* Dataset content

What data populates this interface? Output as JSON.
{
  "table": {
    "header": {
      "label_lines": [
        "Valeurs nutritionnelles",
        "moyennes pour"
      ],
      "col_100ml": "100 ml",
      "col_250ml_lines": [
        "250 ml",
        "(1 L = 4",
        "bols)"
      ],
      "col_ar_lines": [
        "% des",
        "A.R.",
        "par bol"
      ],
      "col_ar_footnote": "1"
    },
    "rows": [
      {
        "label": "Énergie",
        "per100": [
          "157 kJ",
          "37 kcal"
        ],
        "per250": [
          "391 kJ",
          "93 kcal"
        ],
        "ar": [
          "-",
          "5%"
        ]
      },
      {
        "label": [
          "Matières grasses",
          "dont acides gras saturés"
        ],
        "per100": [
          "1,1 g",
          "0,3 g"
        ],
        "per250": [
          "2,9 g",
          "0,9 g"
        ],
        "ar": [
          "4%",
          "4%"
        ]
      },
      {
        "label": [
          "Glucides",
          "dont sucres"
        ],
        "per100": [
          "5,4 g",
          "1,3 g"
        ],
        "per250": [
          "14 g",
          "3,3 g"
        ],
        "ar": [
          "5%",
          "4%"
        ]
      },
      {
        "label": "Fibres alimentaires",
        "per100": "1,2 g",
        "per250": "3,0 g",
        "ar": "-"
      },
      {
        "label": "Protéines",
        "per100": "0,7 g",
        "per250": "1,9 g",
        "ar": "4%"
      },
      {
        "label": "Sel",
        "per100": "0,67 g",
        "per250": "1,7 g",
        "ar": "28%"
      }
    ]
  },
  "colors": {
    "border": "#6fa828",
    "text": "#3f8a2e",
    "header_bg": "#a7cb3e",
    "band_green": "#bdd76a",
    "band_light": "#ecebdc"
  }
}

* The request
Reproduce the complete data exactly as presented above.

* Response to this exercise
What data populates this interface? Output as JSON.
{
  "table": {
    "header": {
      "label_lines": [
        "Valeurs nutritionnelles",
        "moyennes pour"
      ],
      "col_100ml": "100 ml",
      "col_250ml_lines": [
        "250 ml",
        "(1 L = 4",
        "bols)"
      ],
      "col_ar_lines": [
        "% des",
        "A.R.",
        "par bol"
      ],
      "col_ar_footnote": "1"
    },
    "rows": [
      {
        "label": "Énergie",
        "per100": [
          "157 kJ",
          "37 kcal"
        ],
        "per250": [
          "391 kJ",
          "93 kcal"
        ],
        "ar": [
          "-",
          "5%"
        ]
      },
      {
        "label": [
          "Matières grasses",
          "dont acides gras saturés"
        ],
        "per100": [
          "1,1 g",
          "0,3 g"
        ],
        "per250": [
          "2,9 g",
          "0,9 g"
        ],
        "ar": [
          "4%",
          "4%"
        ]
      },
      {
        "label": [
          "Glucides",
          "dont sucres"
        ],
        "per100": [
          "5,4 g",
          "1,3 g"
        ],
        "per250": [
          "14 g",
          "3,3 g"
        ],
        "ar": [
          "5%",
          "4%"
        ]
      },
      {
        "label": "Fibres alimentaires",
        "per100": "1,2 g",
        "per250": "3,0 g",
        "ar": "-"
      },
      {
        "label": "Protéines",
        "per100": "0,7 g",
        "per250": "1,9 g",
        "ar": "4%"
      },
      {
        "label": "Sel",
        "per100": "0,67 g",
        "per250": "1,7 g",
        "ar": "28%"
      }
    ]
  },
  "colors": {
    "border": "#6fa828",
    "text": "#3f8a2e",
    "header_bg": "#a7cb3e",
    "band_green": "#bdd76a",
    "band_light": "#ecebdc"
  }
}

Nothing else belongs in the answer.